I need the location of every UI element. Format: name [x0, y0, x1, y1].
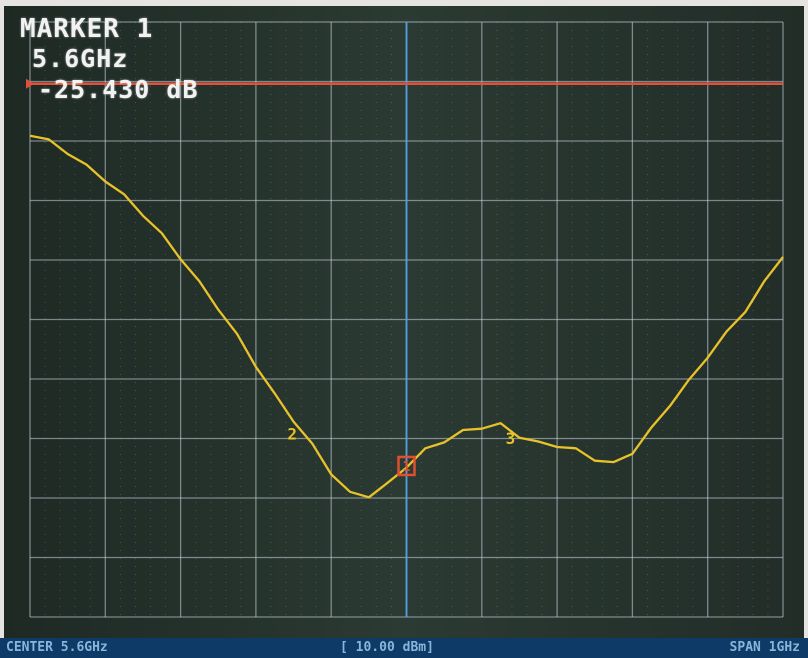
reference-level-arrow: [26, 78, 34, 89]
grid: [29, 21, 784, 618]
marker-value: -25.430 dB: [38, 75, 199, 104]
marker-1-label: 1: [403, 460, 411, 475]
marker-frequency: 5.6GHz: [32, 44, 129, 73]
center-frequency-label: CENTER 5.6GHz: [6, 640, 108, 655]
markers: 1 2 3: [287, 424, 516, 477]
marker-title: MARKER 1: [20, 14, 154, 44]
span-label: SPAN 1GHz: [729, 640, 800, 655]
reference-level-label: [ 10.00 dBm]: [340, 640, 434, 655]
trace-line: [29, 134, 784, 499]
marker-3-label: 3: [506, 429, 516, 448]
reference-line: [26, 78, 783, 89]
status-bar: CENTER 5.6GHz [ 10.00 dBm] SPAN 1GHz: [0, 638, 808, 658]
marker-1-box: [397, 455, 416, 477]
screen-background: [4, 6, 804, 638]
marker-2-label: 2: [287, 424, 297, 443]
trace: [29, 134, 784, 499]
------------
» **Problem requirements**: Reproduce the item above line for line, with no changes to its wording, and omit the picture from your copy.

» **In response**:
I need the location of every UI element. Format: name [x0, y0, x1, y1].
reference-level-arrow: [26, 78, 34, 89]
grid: [29, 21, 784, 618]
marker-value: -25.430 dB: [38, 75, 199, 104]
marker-1-label: 1: [403, 460, 411, 475]
marker-frequency: 5.6GHz: [32, 44, 129, 73]
center-frequency-label: CENTER 5.6GHz: [6, 640, 108, 655]
markers: 1 2 3: [287, 424, 516, 477]
marker-title: MARKER 1: [20, 14, 154, 44]
span-label: SPAN 1GHz: [729, 640, 800, 655]
reference-level-label: [ 10.00 dBm]: [340, 640, 434, 655]
trace-line: [29, 134, 784, 499]
marker-3-label: 3: [506, 429, 516, 448]
reference-line: [26, 78, 783, 89]
status-bar: CENTER 5.6GHz [ 10.00 dBm] SPAN 1GHz: [0, 638, 808, 658]
marker-1-box: [397, 455, 416, 477]
screen-background: [4, 6, 804, 638]
marker-2-label: 2: [287, 424, 297, 443]
trace: [29, 134, 784, 499]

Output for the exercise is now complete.